• What this task involves:
The entries below are to be reproduced in full, exactly as written.

(Data entries for graphics)
******
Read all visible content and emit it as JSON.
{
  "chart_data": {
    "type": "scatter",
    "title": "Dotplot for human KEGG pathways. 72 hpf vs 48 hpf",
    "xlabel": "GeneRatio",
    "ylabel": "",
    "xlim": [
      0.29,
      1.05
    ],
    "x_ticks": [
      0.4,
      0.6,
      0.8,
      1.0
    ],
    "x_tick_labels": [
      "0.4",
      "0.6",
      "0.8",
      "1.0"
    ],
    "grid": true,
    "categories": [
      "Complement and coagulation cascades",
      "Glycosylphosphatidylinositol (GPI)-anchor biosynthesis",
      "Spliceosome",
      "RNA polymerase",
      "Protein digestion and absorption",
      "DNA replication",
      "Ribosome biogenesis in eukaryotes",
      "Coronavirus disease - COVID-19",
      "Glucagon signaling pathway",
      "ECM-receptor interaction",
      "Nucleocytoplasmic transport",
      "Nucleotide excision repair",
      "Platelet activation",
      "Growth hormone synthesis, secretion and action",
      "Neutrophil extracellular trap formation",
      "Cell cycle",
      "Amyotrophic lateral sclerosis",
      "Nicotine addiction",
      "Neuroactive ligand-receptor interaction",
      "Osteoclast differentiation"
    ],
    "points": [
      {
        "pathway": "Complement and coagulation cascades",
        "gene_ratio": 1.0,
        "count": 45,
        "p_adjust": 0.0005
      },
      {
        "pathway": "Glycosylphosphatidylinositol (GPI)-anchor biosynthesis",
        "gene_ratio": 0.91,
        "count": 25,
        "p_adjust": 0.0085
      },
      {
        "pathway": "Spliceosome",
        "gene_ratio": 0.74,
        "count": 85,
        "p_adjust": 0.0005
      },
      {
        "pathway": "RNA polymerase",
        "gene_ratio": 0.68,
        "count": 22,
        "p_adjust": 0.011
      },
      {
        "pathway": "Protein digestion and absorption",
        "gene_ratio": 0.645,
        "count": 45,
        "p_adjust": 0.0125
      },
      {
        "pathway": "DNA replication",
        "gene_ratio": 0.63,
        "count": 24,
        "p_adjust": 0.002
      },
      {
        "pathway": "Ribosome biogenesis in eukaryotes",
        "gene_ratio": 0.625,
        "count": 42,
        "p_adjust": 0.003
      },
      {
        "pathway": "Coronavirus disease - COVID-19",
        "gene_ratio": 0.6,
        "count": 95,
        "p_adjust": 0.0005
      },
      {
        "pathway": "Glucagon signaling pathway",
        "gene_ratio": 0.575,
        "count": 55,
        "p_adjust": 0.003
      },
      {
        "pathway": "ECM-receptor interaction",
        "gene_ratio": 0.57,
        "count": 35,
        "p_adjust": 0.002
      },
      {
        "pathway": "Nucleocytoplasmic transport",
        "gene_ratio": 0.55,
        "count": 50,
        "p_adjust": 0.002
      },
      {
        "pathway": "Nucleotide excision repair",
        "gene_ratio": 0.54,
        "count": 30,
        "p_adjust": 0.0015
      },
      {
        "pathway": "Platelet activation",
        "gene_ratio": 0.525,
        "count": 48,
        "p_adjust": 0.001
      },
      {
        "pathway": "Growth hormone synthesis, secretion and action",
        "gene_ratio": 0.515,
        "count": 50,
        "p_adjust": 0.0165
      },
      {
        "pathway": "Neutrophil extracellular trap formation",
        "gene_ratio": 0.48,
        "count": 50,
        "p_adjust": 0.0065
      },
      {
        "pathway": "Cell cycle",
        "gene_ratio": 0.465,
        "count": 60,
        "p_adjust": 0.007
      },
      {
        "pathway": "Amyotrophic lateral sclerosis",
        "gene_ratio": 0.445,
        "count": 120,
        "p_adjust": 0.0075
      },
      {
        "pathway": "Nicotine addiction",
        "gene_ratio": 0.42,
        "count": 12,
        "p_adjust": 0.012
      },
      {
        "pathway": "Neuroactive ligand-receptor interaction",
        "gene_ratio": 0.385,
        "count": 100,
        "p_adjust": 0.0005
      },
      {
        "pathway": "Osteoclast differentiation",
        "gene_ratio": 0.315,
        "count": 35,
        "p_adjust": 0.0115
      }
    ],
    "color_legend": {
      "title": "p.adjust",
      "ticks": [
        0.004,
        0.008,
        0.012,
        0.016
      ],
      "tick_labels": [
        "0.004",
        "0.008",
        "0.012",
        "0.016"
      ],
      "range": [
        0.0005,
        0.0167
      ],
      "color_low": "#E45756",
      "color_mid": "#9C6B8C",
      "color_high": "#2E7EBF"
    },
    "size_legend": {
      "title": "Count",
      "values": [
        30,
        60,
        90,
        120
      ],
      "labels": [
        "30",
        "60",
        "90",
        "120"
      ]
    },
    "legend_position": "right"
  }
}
******
• Solution:
Read all visible content and emit it as JSON.
{
  "chart_data": {
    "type": "scatter",
    "title": "Dotplot for human KEGG pathways. 72 hpf vs 48 hpf",
    "xlabel": "GeneRatio",
    "ylabel": "",
    "xlim": [
      0.29,
      1.05
    ],
    "x_ticks": [
      0.4,
      0.6,
      0.8,
      1.0
    ],
    "x_tick_labels": [
      "0.4",
      "0.6",
      "0.8",
      "1.0"
    ],
    "grid": true,
    "categories": [
      "Complement and coagulation cascades",
      "Glycosylphosphatidylinositol (GPI)-anchor biosynthesis",
      "Spliceosome",
      "RNA polymerase",
      "Protein digestion and absorption",
      "DNA replication",
      "Ribosome biogenesis in eukaryotes",
      "Coronavirus disease - COVID-19",
      "Glucagon signaling pathway",
      "ECM-receptor interaction",
      "Nucleocytoplasmic transport",
      "Nucleotide excision repair",
      "Platelet activation",
      "Growth hormone synthesis, secretion and action",
      "Neutrophil extracellular trap formation",
      "Cell cycle",
      "Amyotrophic lateral sclerosis",
      "Nicotine addiction",
      "Neuroactive ligand-receptor interaction",
      "Osteoclast differentiation"
    ],
    "points": [
      {
        "pathway": "Complement and coagulation cascades",
        "gene_ratio": 1.0,
        "count": 45,
        "p_adjust": 0.0005
      },
      {
        "pathway": "Glycosylphosphatidylinositol (GPI)-anchor biosynthesis",
        "gene_ratio": 0.91,
        "count": 25,
        "p_adjust": 0.0085
      },
      {
        "pathway": "Spliceosome",
        "gene_ratio": 0.74,
        "count": 85,
        "p_adjust": 0.0005
      },
      {
        "pathway": "RNA polymerase",
        "gene_ratio": 0.68,
        "count": 22,
        "p_adjust": 0.011
      },
      {
        "pathway": "Protein digestion and absorption",
        "gene_ratio": 0.645,
        "count": 45,
        "p_adjust": 0.0125
      },
      {
        "pathway": "DNA replication",
        "gene_ratio": 0.63,
        "count": 24,
        "p_adjust": 0.002
      },
      {
        "pathway": "Ribosome biogenesis in eukaryotes",
        "gene_ratio": 0.625,
        "count": 42,
        "p_adjust": 0.003
      },
      {
        "pathway": "Coronavirus disease - COVID-19",
        "gene_ratio": 0.6,
        "count": 95,
        "p_adjust": 0.0005
      },
      {
        "pathway": "Glucagon signaling pathway",
        "gene_ratio": 0.575,
        "count": 55,
        "p_adjust": 0.003
      },
      {
        "pathway": "ECM-receptor interaction",
        "gene_ratio": 0.57,
        "count": 35,
        "p_adjust": 0.002
      },
      {
        "pathway": "Nucleocytoplasmic transport",
        "gene_ratio": 0.55,
        "count": 50,
        "p_adjust": 0.002
      },
      {
        "pathway": "Nucleotide excision repair",
        "gene_ratio": 0.54,
        "count": 30,
        "p_adjust": 0.0015
      },
      {
        "pathway": "Platelet activation",
        "gene_ratio": 0.525,
        "count": 48,
        "p_adjust": 0.001
      },
      {
        "pathway": "Growth hormone synthesis, secretion and action",
        "gene_ratio": 0.515,
        "count": 50,
        "p_adjust": 0.0165
      },
      {
        "pathway": "Neutrophil extracellular trap formation",
        "gene_ratio": 0.48,
        "count": 50,
        "p_adjust": 0.0065
      },
      {
        "pathway": "Cell cycle",
        "gene_ratio": 0.465,
        "count": 60,
        "p_adjust": 0.007
      },
      {
        "pathway": "Amyotrophic lateral sclerosis",
        "gene_ratio": 0.445,
        "count": 120,
        "p_adjust": 0.0075
      },
      {
        "pathway": "Nicotine addiction",
        "gene_ratio": 0.42,
        "count": 12,
        "p_adjust": 0.012
      },
      {
        "pathway": "Neuroactive ligand-receptor interaction",
        "gene_ratio": 0.385,
        "count": 100,
        "p_adjust": 0.0005
      },
      {
        "pathway": "Osteoclast differentiation",
        "gene_ratio": 0.315,
        "count": 35,
        "p_adjust": 0.0115
      }
    ],
    "color_legend": {
      "title": "p.adjust",
      "ticks": [
        0.004,
        0.008,
        0.012,
        0.016
      ],
      "tick_labels": [
        "0.004",
        "0.008",
        "0.012",
        "0.016"
      ],
      "range": [
        0.0005,
        0.0167
      ],
      "color_low": "#E45756",
      "color_mid": "#9C6B8C",
      "color_high": "#2E7EBF"
    },
    "size_legend": {
      "title": "Count",
      "values": [
        30,
        60,
        90,
        120
      ],
      "labels": [
        "30",
        "60",
        "90",
        "120"
      ]
    },
    "legend_position": "right"
  }
}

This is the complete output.